(EXERCISE DIRECTIONS):
Beneath this sentence is a set of records; write each of them out exactly.

★ ★ ★

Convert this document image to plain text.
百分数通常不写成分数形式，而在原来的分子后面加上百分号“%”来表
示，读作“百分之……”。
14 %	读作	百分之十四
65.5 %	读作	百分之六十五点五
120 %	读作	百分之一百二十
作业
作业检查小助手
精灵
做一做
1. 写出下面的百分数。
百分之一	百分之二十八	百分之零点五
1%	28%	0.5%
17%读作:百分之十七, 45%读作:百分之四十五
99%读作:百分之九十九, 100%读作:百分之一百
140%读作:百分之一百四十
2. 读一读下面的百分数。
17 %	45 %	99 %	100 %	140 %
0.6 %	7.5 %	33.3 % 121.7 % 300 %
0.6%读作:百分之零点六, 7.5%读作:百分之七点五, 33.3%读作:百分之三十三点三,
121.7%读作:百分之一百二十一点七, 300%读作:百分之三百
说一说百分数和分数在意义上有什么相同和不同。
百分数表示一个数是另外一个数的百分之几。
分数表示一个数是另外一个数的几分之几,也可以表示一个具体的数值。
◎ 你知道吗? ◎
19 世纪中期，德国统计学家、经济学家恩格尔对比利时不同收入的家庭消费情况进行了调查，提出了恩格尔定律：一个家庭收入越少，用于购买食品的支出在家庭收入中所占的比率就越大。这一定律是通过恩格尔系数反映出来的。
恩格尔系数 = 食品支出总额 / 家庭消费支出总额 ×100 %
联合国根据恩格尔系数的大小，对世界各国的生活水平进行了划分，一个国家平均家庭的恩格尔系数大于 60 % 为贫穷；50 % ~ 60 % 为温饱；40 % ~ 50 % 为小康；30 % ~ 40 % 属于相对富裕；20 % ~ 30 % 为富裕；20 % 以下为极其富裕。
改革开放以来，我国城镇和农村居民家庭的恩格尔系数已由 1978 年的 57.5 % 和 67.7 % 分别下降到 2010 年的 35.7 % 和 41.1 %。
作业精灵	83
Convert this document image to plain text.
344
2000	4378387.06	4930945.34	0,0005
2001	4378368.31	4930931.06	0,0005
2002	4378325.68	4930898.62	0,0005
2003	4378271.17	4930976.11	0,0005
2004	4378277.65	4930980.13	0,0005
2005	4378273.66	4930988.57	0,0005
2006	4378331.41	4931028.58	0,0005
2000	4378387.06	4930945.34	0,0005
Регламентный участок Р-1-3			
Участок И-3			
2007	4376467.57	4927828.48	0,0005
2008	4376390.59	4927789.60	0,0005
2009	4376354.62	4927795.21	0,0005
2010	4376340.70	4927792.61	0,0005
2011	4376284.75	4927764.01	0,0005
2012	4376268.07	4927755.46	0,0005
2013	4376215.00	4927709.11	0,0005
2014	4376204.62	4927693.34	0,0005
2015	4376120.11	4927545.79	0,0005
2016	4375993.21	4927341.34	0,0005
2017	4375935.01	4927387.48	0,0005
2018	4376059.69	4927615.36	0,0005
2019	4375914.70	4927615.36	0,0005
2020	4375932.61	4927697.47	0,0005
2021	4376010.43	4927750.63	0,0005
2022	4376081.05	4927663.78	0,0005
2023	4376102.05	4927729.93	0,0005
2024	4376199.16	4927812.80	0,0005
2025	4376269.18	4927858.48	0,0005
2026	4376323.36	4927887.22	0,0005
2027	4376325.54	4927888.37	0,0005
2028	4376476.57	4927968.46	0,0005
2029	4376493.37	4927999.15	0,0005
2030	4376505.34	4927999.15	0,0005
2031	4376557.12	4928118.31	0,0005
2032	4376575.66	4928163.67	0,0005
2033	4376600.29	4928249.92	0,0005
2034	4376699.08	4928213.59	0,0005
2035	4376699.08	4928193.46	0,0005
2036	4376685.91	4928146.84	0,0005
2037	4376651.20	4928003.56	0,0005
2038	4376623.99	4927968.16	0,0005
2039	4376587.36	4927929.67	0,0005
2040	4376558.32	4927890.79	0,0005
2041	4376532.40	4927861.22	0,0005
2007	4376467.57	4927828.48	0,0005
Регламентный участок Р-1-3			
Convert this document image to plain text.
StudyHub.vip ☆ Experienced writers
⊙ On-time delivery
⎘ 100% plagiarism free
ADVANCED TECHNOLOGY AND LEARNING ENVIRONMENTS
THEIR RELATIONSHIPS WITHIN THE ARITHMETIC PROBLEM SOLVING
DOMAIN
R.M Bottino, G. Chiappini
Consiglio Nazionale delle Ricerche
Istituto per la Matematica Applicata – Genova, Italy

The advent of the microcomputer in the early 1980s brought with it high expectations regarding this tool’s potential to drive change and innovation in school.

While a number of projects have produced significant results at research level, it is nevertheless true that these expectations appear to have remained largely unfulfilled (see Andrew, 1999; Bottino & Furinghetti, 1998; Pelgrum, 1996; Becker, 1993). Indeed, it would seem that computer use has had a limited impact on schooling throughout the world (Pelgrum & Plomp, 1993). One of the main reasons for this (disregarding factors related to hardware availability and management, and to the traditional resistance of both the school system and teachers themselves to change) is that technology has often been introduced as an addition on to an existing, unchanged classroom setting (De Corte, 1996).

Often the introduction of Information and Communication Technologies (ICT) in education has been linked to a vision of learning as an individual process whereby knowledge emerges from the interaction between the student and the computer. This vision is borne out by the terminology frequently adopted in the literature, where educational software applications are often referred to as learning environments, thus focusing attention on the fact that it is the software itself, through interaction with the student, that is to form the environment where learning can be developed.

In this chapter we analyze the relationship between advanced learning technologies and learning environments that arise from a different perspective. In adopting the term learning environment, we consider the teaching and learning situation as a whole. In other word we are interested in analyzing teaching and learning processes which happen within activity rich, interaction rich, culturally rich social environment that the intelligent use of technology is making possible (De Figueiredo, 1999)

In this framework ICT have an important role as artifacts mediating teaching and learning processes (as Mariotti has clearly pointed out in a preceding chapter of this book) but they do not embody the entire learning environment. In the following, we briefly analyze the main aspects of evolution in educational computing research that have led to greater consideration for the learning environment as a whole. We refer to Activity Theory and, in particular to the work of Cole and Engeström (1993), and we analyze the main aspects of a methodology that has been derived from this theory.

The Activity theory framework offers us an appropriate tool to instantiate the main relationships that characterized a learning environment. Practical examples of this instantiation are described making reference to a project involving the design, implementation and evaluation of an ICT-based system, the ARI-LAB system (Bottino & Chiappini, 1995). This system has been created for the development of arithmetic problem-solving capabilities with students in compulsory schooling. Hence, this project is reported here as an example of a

★ ★ ★

(SOLUTION FOR THIS PROBLEM):
Convert this document image to plain text.
百分数通常不写成分数形式，而在原来的分子后面加上百分号“%”来表
示，读作“百分之……”。
14 %	读作	百分之十四
65.5 %	读作	百分之六十五点五
120 %	读作	百分之一百二十
作业
作业检查小助手
精灵
做一做
1. 写出下面的百分数。
百分之一	百分之二十八	百分之零点五
1%	28%	0.5%
17%读作:百分之十七, 45%读作:百分之四十五
99%读作:百分之九十九, 100%读作:百分之一百
140%读作:百分之一百四十
2. 读一读下面的百分数。
17 %	45 %	99 %	100 %	140 %
0.6 %	7.5 %	33.3 % 121.7 % 300 %
0.6%读作:百分之零点六, 7.5%读作:百分之七点五, 33.3%读作:百分之三十三点三,
121.7%读作:百分之一百二十一点七, 300%读作:百分之三百
说一说百分数和分数在意义上有什么相同和不同。
百分数表示一个数是另外一个数的百分之几。
分数表示一个数是另外一个数的几分之几,也可以表示一个具体的数值。
◎ 你知道吗? ◎
19 世纪中期，德国统计学家、经济学家恩格尔对比利时不同收入的家庭消费情况进行了调查，提出了恩格尔定律：一个家庭收入越少，用于购买食品的支出在家庭收入中所占的比率就越大。这一定律是通过恩格尔系数反映出来的。
恩格尔系数 = 食品支出总额 / 家庭消费支出总额 ×100 %
联合国根据恩格尔系数的大小，对世界各国的生活水平进行了划分，一个国家平均家庭的恩格尔系数大于 60 % 为贫穷；50 % ~ 60 % 为温饱；40 % ~ 50 % 为小康；30 % ~ 40 % 属于相对富裕；20 % ~ 30 % 为富裕；20 % 以下为极其富裕。
改革开放以来，我国城镇和农村居民家庭的恩格尔系数已由 1978 年的 57.5 % 和 67.7 % 分别下降到 2010 年的 35.7 % 和 41.1 %。
作业精灵	83
Convert this document image to plain text.
344
2000	4378387.06	4930945.34	0,0005
2001	4378368.31	4930931.06	0,0005
2002	4378325.68	4930898.62	0,0005
2003	4378271.17	4930976.11	0,0005
2004	4378277.65	4930980.13	0,0005
2005	4378273.66	4930988.57	0,0005
2006	4378331.41	4931028.58	0,0005
2000	4378387.06	4930945.34	0,0005
Регламентный участок Р-1-3			
Участок И-3			
2007	4376467.57	4927828.48	0,0005
2008	4376390.59	4927789.60	0,0005
2009	4376354.62	4927795.21	0,0005
2010	4376340.70	4927792.61	0,0005
2011	4376284.75	4927764.01	0,0005
2012	4376268.07	4927755.46	0,0005
2013	4376215.00	4927709.11	0,0005
2014	4376204.62	4927693.34	0,0005
2015	4376120.11	4927545.79	0,0005
2016	4375993.21	4927341.34	0,0005
2017	4375935.01	4927387.48	0,0005
2018	4376059.69	4927615.36	0,0005
2019	4375914.70	4927615.36	0,0005
2020	4375932.61	4927697.47	0,0005
2021	4376010.43	4927750.63	0,0005
2022	4376081.05	4927663.78	0,0005
2023	4376102.05	4927729.93	0,0005
2024	4376199.16	4927812.80	0,0005
2025	4376269.18	4927858.48	0,0005
2026	4376323.36	4927887.22	0,0005
2027	4376325.54	4927888.37	0,0005
2028	4376476.57	4927968.46	0,0005
2029	4376493.37	4927999.15	0,0005
2030	4376505.34	4927999.15	0,0005
2031	4376557.12	4928118.31	0,0005
2032	4376575.66	4928163.67	0,0005
2033	4376600.29	4928249.92	0,0005
2034	4376699.08	4928213.59	0,0005
2035	4376699.08	4928193.46	0,0005
2036	4376685.91	4928146.84	0,0005
2037	4376651.20	4928003.56	0,0005
2038	4376623.99	4927968.16	0,0005
2039	4376587.36	4927929.67	0,0005
2040	4376558.32	4927890.79	0,0005
2041	4376532.40	4927861.22	0,0005
2007	4376467.57	4927828.48	0,0005
Регламентный участок Р-1-3			
Convert this document image to plain text.
StudyHub.vip ☆ Experienced writers
⊙ On-time delivery
⎘ 100% plagiarism free
ADVANCED TECHNOLOGY AND LEARNING ENVIRONMENTS
THEIR RELATIONSHIPS WITHIN THE ARITHMETIC PROBLEM SOLVING
DOMAIN
R.M Bottino, G. Chiappini
Consiglio Nazionale delle Ricerche
Istituto per la Matematica Applicata – Genova, Italy

The advent of the microcomputer in the early 1980s brought with it high expectations regarding this tool’s potential to drive change and innovation in school.

While a number of projects have produced significant results at research level, it is nevertheless true that these expectations appear to have remained largely unfulfilled (see Andrew, 1999; Bottino & Furinghetti, 1998; Pelgrum, 1996; Becker, 1993). Indeed, it would seem that computer use has had a limited impact on schooling throughout the world (Pelgrum & Plomp, 1993). One of the main reasons for this (disregarding factors related to hardware availability and management, and to the traditional resistance of both the school system and teachers themselves to change) is that technology has often been introduced as an addition on to an existing, unchanged classroom setting (De Corte, 1996).

Often the introduction of Information and Communication Technologies (ICT) in education has been linked to a vision of learning as an individual process whereby knowledge emerges from the interaction between the student and the computer. This vision is borne out by the terminology frequently adopted in the literature, where educational software applications are often referred to as learning environments, thus focusing attention on the fact that it is the software itself, through interaction with the student, that is to form the environment where learning can be developed.

In this chapter we analyze the relationship between advanced learning technologies and learning environments that arise from a different perspective. In adopting the term learning environment, we consider the teaching and learning situation as a whole. In other word we are interested in analyzing teaching and learning processes which happen within activity rich, interaction rich, culturally rich social environment that the intelligent use of technology is making possible (De Figueiredo, 1999)

In this framework ICT have an important role as artifacts mediating teaching and learning processes (as Mariotti has clearly pointed out in a preceding chapter of this book) but they do not embody the entire learning environment. In the following, we briefly analyze the main aspects of evolution in educational computing research that have led to greater consideration for the learning environment as a whole. We refer to Activity Theory and, in particular to the work of Cole and Engeström (1993), and we analyze the main aspects of a methodology that has been derived from this theory.

The Activity theory framework offers us an appropriate tool to instantiate the main relationships that characterized a learning environment. Practical examples of this instantiation are described making reference to a project involving the design, implementation and evaluation of an ICT-based system, the ARI-LAB system (Bottino & Chiappini, 1995). This system has been created for the development of arithmetic problem-solving capabilities with students in compulsory schooling. Hence, this project is reported here as an example of a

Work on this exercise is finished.